%%
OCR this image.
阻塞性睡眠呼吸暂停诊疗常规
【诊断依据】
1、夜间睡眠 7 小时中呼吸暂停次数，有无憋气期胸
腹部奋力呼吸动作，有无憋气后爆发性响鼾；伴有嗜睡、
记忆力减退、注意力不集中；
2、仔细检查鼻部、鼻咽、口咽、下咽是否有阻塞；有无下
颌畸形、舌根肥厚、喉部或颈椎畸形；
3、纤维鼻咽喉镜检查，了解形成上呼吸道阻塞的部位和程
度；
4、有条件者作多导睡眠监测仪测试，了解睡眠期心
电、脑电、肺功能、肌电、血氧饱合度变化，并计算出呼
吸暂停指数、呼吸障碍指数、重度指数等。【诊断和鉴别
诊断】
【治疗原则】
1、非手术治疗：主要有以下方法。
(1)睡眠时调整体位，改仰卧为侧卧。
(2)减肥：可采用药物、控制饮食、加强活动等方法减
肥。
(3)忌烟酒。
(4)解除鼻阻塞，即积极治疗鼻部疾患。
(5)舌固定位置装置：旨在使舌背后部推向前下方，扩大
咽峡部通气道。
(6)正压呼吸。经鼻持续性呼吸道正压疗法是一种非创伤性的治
%%
%%
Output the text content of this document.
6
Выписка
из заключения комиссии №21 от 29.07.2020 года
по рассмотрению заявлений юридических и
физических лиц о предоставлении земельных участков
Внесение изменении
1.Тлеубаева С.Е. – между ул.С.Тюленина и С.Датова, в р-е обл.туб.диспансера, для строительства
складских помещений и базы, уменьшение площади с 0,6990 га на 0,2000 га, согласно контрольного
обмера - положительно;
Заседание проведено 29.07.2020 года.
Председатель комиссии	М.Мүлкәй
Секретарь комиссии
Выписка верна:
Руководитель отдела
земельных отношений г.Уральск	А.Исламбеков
%%
Search the material above for "комиссии". Pull out each line where it shows up.

из заключения комиссии №21 от 29.07.2020 года
Председатель комиссии	М.Мүлкәй
Секретарь комиссии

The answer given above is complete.